== Exercice écrit 1 ==
Recopiez fidèlement le passage de l'article sur le lycée Averroès qui commence à « Le recours du » et se termine à « contre ce référé. ».
== Exercice écrit 2 ==
Transcrivez sans aucun changement les lignes des enregistrements, en commençant au tout début et en terminant à la ligne qui contient « product-nav: Data Center, Private », celle-ci comprise.

== Texte source ==
• • •
Le recours du lycée Averroès contre l’arrêt de ses subventions refusé pour « manquements graves »

Le tribunal administratif de Lille a confirmé ce lundi en référé la décision préfectorale de rompre le contrat d'association liant le lycée musulman à l'État. Tout financement public est donc suspendu dans l'attente d'un jugement sur le fond. Un recours devant le Conseil d'État va néanmoins être posé contre ce référé.

Lycée Averroès – Lille
Le Lycée Averroès n'a pas obtenu du tribunal administratif de Lille que soit suspendue la décision de la préfecture du Nord de rompre son contrat d'association avec l'État. Photo : Matthieu Slisse / Mediacités

Le tribunal administratif de Lille se sera laissé près de trois semaines pour trancher dans le litige qui oppose l’Etat au lycée musulman Averroès. Le 24 janvier dernier, les avocats de l’établissement avaient demandé que soit suspendue la décision préfectorale de rompre le contrat d’association qui, depuis 2008, lie ce lycée privé à l’Etat. Dans leur délibéré publié ce lundi 12 février à 18 heures, les juges ont très vivement retoqué cette demande. À partir de la rentrée 2024, l’établissement privé qui fête cette année ses vingt ans d’existence ne touchera plus un seul euro d’argent public. 

« En l’état du dossier, le maintien de l’application du contrat d’association jusqu’à l’examen du recours au fond de l’association Averroès porterait une atteinte excessive à l’intérêt général », indique dans son ordonnance le tribunal administratif de Lille. Les manquements imputés à l’établissement privé de Lille‐Sud sont, selon les magistrats, suffisamment importants pour justifier une suspension – au moins temporaire – des financements publics touchés par l’établissement jusqu’au jugement qui tranchera l’affaire « sur le fond ». Mais celui‐ci n’aura pas lieu avant plusieurs mois, en raison de l’agenda très chargé des tribunaux.
• • •
Enregistrements d'éléments et de coordonnées

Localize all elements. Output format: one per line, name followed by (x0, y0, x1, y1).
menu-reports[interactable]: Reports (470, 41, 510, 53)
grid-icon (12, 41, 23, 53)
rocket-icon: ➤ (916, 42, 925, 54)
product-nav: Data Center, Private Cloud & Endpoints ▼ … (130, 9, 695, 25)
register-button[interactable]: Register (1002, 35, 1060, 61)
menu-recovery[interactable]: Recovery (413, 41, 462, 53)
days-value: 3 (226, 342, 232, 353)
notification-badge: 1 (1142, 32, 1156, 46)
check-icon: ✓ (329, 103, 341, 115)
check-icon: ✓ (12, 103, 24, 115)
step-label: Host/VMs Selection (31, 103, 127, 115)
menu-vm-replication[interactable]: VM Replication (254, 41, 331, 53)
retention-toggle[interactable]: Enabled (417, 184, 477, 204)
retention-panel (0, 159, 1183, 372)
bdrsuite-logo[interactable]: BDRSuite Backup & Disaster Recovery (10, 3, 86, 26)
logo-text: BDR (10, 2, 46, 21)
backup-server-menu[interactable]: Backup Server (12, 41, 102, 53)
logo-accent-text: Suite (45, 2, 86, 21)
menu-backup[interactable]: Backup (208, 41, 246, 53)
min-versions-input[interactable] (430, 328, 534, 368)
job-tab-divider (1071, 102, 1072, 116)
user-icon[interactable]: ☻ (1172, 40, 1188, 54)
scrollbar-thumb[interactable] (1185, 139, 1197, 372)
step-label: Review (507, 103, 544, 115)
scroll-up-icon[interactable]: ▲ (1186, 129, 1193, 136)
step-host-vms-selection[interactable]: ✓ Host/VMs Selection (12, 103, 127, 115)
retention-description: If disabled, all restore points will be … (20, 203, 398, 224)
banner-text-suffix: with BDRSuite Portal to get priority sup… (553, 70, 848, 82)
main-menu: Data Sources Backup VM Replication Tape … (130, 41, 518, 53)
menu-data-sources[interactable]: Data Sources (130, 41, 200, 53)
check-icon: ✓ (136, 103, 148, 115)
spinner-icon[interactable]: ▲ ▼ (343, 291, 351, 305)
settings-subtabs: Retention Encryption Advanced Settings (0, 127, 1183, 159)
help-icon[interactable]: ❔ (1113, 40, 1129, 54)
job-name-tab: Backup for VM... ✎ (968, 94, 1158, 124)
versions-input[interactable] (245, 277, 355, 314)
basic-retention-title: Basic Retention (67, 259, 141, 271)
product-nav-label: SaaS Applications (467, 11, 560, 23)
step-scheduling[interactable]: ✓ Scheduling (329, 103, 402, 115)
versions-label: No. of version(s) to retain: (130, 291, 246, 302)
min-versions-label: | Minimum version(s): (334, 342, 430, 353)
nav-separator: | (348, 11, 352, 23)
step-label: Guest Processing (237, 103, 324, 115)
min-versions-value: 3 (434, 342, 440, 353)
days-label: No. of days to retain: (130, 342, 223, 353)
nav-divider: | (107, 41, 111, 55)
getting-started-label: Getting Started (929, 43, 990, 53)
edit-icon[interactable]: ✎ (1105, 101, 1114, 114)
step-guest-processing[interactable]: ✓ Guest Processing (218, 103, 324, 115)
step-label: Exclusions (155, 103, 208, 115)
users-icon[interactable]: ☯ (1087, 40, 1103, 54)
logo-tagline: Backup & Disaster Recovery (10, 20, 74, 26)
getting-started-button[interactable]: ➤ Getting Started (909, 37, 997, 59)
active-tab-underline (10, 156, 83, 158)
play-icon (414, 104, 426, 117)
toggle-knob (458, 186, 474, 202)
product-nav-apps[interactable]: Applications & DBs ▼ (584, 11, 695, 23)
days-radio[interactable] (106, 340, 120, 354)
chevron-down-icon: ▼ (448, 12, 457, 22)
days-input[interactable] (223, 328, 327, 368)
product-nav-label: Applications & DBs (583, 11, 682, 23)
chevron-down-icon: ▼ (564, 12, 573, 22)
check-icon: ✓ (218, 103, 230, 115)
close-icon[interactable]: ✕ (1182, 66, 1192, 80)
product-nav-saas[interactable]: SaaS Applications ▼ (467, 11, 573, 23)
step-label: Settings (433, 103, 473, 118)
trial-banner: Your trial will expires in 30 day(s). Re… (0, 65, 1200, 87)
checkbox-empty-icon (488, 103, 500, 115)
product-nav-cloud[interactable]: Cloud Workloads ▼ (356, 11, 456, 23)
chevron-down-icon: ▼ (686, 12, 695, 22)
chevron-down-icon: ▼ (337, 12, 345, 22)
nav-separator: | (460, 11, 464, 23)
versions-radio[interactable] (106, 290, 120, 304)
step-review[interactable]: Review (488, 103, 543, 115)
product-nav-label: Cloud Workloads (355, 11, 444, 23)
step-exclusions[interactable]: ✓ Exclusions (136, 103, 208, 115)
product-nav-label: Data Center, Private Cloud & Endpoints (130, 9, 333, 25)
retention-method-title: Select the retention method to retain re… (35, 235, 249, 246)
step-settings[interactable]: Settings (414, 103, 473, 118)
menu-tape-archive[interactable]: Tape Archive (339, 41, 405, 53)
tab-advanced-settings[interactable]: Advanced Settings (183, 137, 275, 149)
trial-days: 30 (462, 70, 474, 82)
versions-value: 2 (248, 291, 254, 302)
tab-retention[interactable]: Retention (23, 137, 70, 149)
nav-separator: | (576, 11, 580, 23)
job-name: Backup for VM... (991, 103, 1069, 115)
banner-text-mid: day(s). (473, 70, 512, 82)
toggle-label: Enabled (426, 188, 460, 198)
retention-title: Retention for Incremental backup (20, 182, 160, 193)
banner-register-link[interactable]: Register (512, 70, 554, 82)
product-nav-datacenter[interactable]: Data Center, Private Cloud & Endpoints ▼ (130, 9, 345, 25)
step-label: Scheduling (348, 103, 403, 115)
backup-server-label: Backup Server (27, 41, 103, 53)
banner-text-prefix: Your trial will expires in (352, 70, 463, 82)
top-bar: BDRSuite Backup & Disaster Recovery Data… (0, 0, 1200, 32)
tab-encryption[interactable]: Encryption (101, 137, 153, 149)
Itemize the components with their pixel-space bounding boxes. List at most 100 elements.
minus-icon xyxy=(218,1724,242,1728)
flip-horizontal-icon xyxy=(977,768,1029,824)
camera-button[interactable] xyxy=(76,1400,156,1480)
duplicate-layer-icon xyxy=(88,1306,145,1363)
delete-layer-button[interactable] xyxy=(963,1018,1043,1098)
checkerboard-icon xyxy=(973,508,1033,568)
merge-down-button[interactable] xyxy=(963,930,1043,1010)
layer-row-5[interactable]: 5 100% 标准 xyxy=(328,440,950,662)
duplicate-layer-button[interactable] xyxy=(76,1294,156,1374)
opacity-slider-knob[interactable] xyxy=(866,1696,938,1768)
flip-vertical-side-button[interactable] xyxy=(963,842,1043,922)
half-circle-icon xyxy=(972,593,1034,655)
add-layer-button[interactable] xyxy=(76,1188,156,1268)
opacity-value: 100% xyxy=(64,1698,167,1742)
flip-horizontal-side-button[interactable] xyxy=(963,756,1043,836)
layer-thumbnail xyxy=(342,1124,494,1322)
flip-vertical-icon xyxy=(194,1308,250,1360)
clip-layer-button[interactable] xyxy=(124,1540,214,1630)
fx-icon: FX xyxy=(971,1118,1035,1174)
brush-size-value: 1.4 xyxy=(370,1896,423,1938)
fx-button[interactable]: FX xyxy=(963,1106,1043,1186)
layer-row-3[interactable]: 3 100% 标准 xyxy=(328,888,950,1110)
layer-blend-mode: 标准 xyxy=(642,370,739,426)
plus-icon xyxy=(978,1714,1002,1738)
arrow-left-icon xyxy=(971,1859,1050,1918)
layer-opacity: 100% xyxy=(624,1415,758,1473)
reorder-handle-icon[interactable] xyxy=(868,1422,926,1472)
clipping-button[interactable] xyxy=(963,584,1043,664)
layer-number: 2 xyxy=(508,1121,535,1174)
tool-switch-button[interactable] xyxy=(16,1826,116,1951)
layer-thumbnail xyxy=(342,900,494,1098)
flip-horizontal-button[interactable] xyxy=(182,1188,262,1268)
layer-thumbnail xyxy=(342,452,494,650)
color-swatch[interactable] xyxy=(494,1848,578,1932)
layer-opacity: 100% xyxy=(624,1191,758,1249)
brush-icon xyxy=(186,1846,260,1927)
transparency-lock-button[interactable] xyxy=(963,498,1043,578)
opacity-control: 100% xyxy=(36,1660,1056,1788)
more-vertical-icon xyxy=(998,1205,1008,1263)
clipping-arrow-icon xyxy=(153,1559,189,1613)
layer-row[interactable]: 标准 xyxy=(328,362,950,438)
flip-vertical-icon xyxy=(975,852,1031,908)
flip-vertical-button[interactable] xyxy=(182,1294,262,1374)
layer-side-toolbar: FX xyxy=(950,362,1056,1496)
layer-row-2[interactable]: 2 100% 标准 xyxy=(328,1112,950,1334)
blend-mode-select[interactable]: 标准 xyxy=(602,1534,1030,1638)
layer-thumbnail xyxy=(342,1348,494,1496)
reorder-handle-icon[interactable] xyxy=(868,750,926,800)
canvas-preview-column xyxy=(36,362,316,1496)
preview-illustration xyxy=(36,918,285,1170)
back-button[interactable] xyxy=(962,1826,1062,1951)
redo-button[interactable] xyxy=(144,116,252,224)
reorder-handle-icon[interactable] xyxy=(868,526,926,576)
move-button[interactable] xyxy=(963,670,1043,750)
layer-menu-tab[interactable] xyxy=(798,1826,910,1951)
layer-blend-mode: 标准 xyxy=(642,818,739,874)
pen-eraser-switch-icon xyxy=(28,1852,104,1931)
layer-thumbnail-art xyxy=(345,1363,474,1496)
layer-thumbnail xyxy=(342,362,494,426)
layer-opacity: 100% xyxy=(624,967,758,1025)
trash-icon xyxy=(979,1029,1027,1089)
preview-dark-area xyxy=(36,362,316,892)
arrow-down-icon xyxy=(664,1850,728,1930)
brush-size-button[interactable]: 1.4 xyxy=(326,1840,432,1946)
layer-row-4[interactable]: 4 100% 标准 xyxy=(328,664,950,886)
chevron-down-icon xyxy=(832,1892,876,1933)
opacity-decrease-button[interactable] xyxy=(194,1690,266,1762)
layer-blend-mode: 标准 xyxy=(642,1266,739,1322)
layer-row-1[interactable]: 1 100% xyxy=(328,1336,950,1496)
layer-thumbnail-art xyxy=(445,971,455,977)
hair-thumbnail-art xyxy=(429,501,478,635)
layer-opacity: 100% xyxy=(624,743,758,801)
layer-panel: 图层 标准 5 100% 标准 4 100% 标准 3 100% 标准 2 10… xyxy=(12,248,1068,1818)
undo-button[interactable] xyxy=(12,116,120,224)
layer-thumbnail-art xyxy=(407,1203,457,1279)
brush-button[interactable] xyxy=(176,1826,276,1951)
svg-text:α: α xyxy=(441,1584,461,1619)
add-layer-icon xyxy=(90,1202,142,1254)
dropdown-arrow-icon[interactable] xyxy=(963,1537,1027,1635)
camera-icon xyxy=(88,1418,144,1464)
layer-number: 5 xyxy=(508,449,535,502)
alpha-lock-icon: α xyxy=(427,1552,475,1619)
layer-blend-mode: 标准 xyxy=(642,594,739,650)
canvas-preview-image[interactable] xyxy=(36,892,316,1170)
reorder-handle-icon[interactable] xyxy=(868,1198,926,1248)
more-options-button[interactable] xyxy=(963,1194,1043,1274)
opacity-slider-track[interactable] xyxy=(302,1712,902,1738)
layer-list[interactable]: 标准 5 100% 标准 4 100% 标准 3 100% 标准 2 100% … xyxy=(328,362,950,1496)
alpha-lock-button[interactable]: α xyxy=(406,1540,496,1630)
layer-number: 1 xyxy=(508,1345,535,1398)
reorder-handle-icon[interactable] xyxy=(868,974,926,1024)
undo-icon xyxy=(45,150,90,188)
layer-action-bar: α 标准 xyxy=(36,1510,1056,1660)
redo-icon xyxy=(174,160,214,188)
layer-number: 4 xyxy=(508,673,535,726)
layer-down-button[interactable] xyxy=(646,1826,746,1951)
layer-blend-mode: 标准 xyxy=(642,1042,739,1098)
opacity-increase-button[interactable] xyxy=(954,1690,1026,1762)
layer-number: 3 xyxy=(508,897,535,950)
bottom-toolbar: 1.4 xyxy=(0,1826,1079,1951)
• • •
== Corrigé écrit 1 ==
Le recours du lycée Averroès contre l’arrêt de ses subventions refusé pour « manquements graves »

Le tribunal administratif de Lille a confirmé ce lundi en référé la décision préfectorale de rompre le contrat d'association liant le lycée musulman à l'État. Tout financement public est donc suspendu dans l'attente d'un jugement sur le fond. Un recours devant le Conseil d'État va néanmoins être posé contre ce référé.

== Corrigé écrit 2 ==
Localize all elements. Output format: one per line, name followed by (x0, y0, x1, y1).
menu-reports[interactable]: Reports (470, 41, 510, 53)
grid-icon (12, 41, 23, 53)
rocket-icon: ➤ (916, 42, 925, 54)
product-nav: Data Center, Private Cloud & Endpoints ▼ … (130, 9, 695, 25)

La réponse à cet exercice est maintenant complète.